## [Provided data]
::::::

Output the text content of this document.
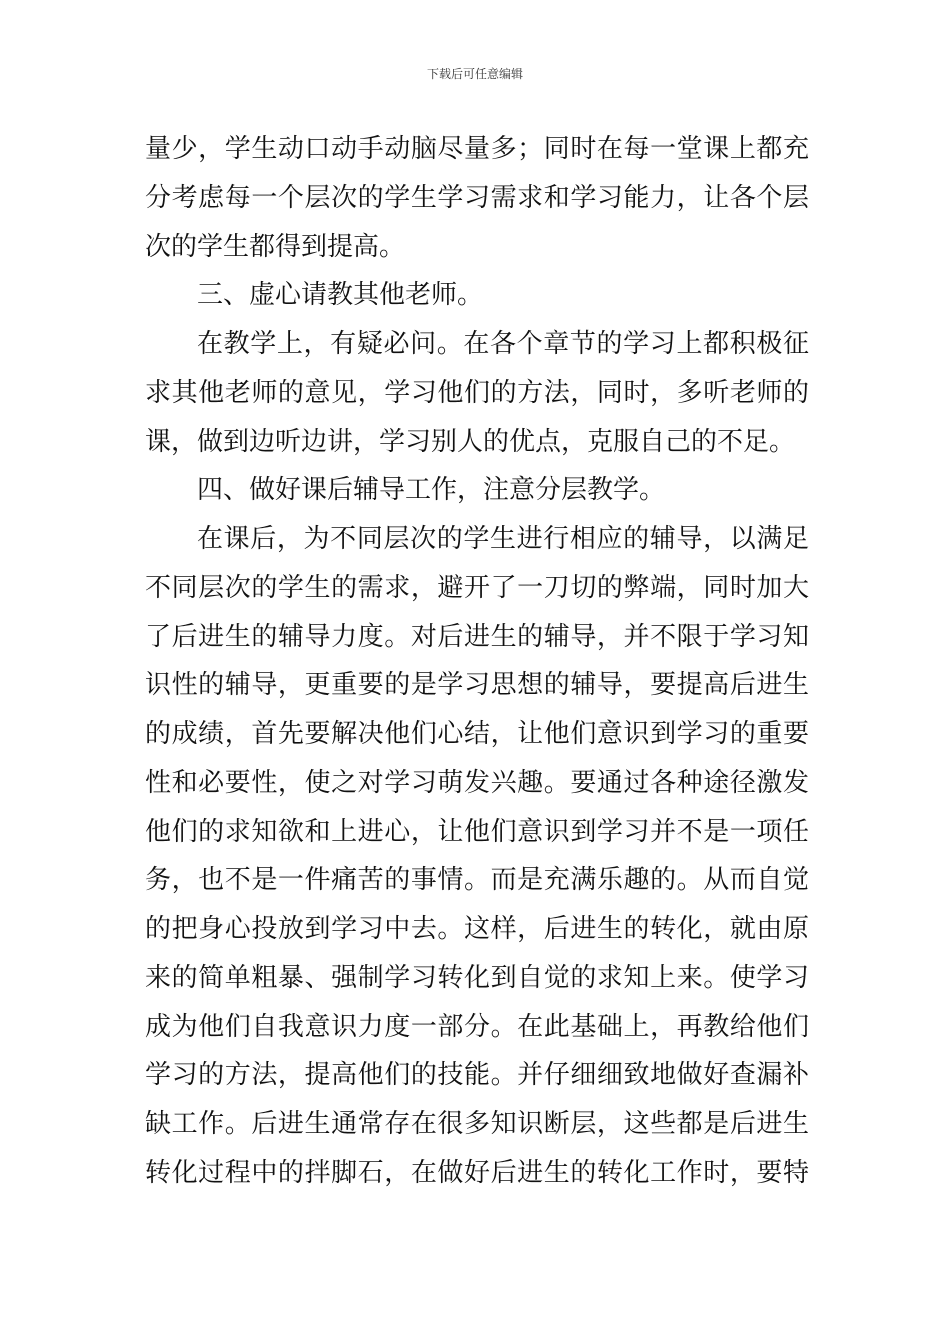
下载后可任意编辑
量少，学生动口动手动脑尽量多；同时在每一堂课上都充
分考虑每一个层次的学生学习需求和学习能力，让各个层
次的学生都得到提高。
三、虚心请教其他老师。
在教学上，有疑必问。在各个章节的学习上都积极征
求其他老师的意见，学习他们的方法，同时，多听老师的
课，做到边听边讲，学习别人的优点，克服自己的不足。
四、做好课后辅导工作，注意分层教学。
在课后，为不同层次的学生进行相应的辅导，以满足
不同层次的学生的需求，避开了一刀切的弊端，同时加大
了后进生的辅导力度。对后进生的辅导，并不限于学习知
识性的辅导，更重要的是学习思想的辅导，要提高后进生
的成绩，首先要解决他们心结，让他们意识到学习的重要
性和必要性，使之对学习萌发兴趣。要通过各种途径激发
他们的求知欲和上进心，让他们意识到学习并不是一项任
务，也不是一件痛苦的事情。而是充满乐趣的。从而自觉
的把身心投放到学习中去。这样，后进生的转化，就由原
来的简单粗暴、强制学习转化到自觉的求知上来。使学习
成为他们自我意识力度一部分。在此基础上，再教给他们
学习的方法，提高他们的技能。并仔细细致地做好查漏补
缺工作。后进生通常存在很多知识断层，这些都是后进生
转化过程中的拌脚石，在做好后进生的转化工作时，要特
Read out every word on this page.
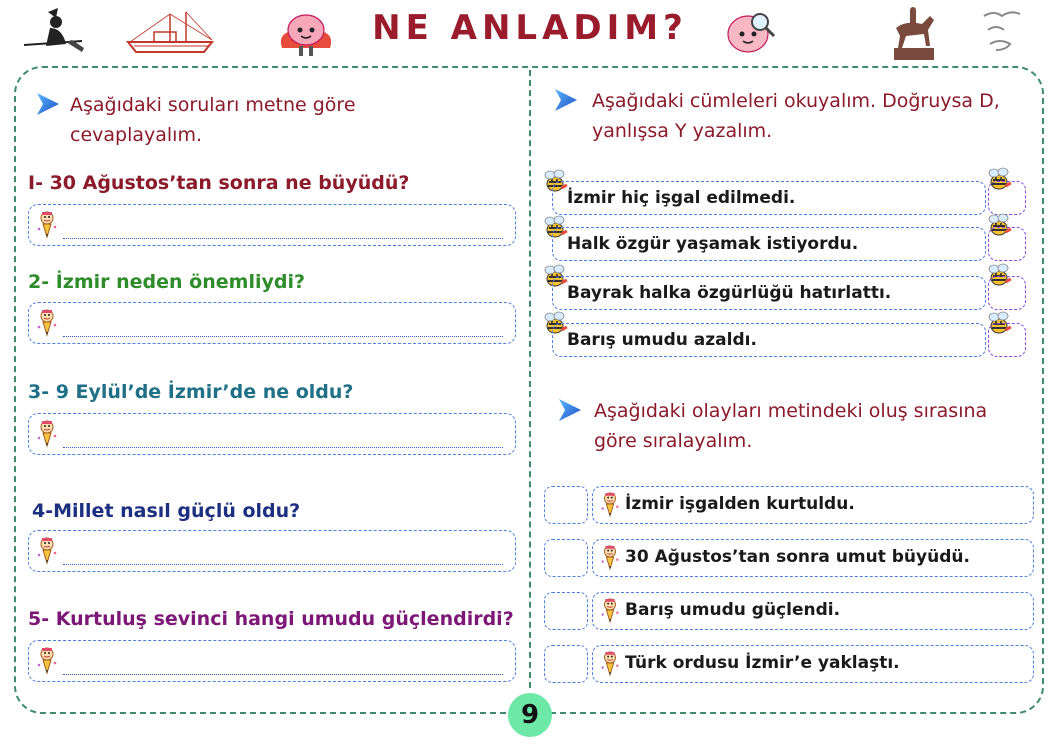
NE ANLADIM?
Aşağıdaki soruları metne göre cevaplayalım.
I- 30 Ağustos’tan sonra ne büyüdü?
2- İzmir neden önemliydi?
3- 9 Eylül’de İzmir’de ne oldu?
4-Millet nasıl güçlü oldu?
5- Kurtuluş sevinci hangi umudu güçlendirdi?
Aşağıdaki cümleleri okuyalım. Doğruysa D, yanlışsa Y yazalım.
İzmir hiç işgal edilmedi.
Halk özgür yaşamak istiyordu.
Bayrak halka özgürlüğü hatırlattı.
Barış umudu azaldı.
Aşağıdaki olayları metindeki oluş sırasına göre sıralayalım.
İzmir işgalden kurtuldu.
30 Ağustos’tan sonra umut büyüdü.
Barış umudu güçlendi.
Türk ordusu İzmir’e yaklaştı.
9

::::::

## [Exercise]
What is needed is an exact reproduction of the data, pictures excluded.

## [Complete output]
Output the text content of this document.
下载后可任意编辑
量少，学生动口动手动脑尽量多；同时在每一堂课上都充
分考虑每一个层次的学生学习需求和学习能力，让各个层
次的学生都得到提高。
三、虚心请教其他老师。
在教学上，有疑必问。在各个章节的学习上都积极征
求其他老师的意见，学习他们的方法，同时，多听老师的
课，做到边听边讲，学习别人的优点，克服自己的不足。
四、做好课后辅导工作，注意分层教学。
在课后，为不同层次的学生进行相应的辅导，以满足
不同层次的学生的需求，避开了一刀切的弊端，同时加大
了后进生的辅导力度。对后进生的辅导，并不限于学习知
识性的辅导，更重要的是学习思想的辅导，要提高后进生
的成绩，首先要解决他们心结，让他们意识到学习的重要
性和必要性，使之对学习萌发兴趣。要通过各种途径激发
他们的求知欲和上进心，让他们意识到学习并不是一项任
务，也不是一件痛苦的事情。而是充满乐趣的。从而自觉
的把身心投放到学习中去。这样，后进生的转化，就由原
来的简单粗暴、强制学习转化到自觉的求知上来。使学习
成为他们自我意识力度一部分。在此基础上，再教给他们
学习的方法，提高他们的技能。并仔细细致地做好查漏补
缺工作。后进生通常存在很多知识断层，这些都是后进生
转化过程中的拌脚石，在做好后进生的转化工作时，要特
Read out every word on this page.
NE ANLADIM?
Aşağıdaki soruları metne göre cevaplayalım.
I- 30 Ağustos’tan sonra ne büyüdü?
2- İzmir neden önemliydi?
3- 9 Eylül’de İzmir’de ne oldu?
4-Millet nasıl güçlü oldu?
5- Kurtuluş sevinci hangi umudu güçlendirdi?
Aşağıdaki cümleleri okuyalım. Doğruysa D, yanlışsa Y yazalım.
İzmir hiç işgal edilmedi.
Halk özgür yaşamak istiyordu.
Bayrak halka özgürlüğü hatırlattı.
Barış umudu azaldı.
Aşağıdaki olayları metindeki oluş sırasına göre sıralayalım.
İzmir işgalden kurtuldu.
30 Ağustos’tan sonra umut büyüdü.
Barış umudu güçlendi.
Türk ordusu İzmir’e yaklaştı.
9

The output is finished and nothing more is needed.